◆ **Study questions**:
1) In the text on the Analytics Service data pipeline, what technique are Mike A.'s estimator functions based on?
2) Extend the text on the Analytics Service data pipeline, beginning right after its final sentence.

Analytics Service data pipeline and training a model - sedgewickmm18/mmfunctions GitHub Wiki
Introduction
The AS pipeline is designed to work with new data, i.e. data it hasn't seen before: jobs are run periodically, pick up new data and perform desired computations.
This approach works quite fine for computations not depending on order or historic data, for example to determine operational hours which is mostly a sum. It won't work for operations that
- do not satisfy the associative law
- require more data than presented in a single run and
- need specific data, i.e. data from a particular time frame.
backtracking
allows to pull in more than the most recent data to cope with "stragglers", i.e. events that come late. This would address requirements (1) and (2) but not (3) and it comes at a cost because more data needs to be pulled out and passed to all functions active for the particular entity type.
Training a model is a one-time effort that requires (2) and (3):
You need much more data for training than for predicting and you need to select training data carefully. Furthermore training is a one time effort. Do it once and only redo it if there are significant changes, for example when a piece of equipment is replaced.
As a result model training should be handled outside of the regular periodic job scheduling. Approaches like asynchronous job execution has been proposed to address model training.
Poor man's approach to model training
Mike A. provided a set of functions called estimators based on gradient boosted regression. He rolled model training, model evaluation with cross validation, saving a trained model to Cloud Object Store, and finally predicting with trained model into a single piece of code.
We could take advantage of the estimator group of functions if we could instantiate an estimator and provide it with its intended training data.
The following notebook shows how to instantiate a local pipeline connected to a tenant's database.

◆ **Input data**:
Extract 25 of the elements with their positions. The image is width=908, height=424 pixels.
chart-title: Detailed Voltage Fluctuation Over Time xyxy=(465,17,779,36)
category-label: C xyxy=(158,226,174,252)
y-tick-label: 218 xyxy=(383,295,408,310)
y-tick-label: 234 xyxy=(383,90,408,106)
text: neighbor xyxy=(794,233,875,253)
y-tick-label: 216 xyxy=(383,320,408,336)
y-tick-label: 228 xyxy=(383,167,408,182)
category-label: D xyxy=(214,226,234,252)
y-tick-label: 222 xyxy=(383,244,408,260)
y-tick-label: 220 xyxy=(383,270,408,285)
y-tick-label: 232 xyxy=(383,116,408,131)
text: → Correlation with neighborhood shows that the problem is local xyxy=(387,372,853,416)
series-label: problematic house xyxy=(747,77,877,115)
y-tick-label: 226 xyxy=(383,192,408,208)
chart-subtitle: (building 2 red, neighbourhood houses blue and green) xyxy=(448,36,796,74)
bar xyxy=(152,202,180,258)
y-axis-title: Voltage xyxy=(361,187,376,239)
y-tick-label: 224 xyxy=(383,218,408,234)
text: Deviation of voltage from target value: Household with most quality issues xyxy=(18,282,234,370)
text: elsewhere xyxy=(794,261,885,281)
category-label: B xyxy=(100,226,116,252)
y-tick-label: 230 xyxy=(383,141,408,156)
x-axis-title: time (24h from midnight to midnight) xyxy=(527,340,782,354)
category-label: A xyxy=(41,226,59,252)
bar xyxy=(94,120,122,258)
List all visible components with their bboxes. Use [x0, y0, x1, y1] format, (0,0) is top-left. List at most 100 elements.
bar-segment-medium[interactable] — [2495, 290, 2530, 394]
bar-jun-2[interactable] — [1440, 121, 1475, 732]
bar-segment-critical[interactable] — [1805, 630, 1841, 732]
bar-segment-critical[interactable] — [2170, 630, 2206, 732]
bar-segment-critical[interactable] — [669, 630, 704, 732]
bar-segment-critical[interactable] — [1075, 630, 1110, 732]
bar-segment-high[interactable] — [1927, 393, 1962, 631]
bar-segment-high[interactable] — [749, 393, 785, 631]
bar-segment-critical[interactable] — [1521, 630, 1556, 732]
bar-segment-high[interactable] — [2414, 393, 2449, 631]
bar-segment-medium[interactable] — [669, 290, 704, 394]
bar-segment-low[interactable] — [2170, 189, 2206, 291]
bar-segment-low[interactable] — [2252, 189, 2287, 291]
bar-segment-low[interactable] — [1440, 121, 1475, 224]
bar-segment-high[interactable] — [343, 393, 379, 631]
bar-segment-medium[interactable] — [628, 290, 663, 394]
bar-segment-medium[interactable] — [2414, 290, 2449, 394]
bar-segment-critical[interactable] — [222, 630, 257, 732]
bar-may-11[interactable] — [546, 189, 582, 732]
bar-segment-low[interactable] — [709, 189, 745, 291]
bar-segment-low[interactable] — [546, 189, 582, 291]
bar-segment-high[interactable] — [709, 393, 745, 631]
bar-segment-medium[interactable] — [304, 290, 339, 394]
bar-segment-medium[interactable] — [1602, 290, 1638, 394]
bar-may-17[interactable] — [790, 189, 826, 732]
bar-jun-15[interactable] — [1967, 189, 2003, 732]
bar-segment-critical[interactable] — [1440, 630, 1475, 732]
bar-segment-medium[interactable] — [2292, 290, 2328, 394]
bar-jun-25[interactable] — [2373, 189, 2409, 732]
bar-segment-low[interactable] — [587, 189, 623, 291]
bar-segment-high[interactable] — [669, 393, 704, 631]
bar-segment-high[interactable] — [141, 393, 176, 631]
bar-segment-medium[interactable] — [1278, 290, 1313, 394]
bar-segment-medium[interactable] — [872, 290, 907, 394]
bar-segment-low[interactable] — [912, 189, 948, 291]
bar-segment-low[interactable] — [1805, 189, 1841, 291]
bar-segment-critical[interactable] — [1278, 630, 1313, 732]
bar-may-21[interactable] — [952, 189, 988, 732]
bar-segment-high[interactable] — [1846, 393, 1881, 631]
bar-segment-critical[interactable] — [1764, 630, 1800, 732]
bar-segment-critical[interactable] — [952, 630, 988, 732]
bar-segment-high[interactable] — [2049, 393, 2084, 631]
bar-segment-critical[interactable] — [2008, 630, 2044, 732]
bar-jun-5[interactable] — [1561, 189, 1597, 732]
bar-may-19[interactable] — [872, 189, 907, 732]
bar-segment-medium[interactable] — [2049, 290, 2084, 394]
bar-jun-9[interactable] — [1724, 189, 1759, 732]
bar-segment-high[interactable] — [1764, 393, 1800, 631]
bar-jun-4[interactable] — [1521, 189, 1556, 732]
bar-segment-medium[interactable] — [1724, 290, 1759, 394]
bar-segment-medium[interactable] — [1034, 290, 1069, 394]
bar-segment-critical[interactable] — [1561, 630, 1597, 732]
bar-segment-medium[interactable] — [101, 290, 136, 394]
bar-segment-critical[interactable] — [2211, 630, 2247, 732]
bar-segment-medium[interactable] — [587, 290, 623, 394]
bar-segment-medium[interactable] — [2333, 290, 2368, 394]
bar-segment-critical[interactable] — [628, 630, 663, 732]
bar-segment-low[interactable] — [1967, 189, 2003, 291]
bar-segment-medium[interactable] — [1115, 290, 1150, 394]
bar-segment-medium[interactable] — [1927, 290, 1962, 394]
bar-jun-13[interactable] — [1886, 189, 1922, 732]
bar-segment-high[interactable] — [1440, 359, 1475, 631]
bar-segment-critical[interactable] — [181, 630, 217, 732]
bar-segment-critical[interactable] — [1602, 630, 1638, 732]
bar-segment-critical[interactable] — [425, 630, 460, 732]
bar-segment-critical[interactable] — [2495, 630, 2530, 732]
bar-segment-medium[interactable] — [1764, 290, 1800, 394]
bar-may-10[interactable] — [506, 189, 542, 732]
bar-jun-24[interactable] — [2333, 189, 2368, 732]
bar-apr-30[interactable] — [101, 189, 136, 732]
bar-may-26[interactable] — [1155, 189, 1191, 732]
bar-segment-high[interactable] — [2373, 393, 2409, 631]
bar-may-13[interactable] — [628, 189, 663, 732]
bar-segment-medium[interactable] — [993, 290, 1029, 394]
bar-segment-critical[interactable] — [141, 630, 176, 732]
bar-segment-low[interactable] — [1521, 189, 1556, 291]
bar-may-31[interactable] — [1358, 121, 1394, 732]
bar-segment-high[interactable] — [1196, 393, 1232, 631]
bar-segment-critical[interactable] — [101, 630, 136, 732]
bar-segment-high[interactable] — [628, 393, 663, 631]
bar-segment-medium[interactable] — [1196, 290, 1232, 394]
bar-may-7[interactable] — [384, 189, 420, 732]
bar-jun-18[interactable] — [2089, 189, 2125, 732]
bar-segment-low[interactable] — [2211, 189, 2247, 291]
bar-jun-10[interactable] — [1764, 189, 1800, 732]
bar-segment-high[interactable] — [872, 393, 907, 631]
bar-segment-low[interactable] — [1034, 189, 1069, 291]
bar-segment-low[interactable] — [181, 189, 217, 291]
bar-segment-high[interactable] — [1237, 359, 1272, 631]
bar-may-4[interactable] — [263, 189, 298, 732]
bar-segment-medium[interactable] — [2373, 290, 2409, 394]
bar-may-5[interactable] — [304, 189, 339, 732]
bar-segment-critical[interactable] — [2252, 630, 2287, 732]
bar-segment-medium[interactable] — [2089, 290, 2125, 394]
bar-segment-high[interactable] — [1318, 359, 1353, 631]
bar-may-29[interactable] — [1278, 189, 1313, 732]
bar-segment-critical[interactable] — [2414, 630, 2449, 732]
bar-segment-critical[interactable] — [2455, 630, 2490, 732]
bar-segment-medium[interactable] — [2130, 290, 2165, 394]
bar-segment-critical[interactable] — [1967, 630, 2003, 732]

◆ **Results of the exercise**:
1) Gradient boosted regression.

2)
It sets up a dummy entity type to access training data by columns: in the example above we try to predict temperature from pressure and store the predicting in column "predict".
Executing the pipeline/job controller instance pulls the training data from the database for the specific time frame.
It then trains a couple of models with different hyperparameters from it and stores the best model in the tenant's cloud object store bucket from where it will be pulled for the regular periodic pipeline runs.
Here a snippet from the job log output showing model training and the first steps of cross validation
Short term approach
I propose to turn the notebook above into a line command that asks for parameters like time frame, sets up the environment and drives model training locally. Code and supporting library would be shipped as a self-sufficient docker container.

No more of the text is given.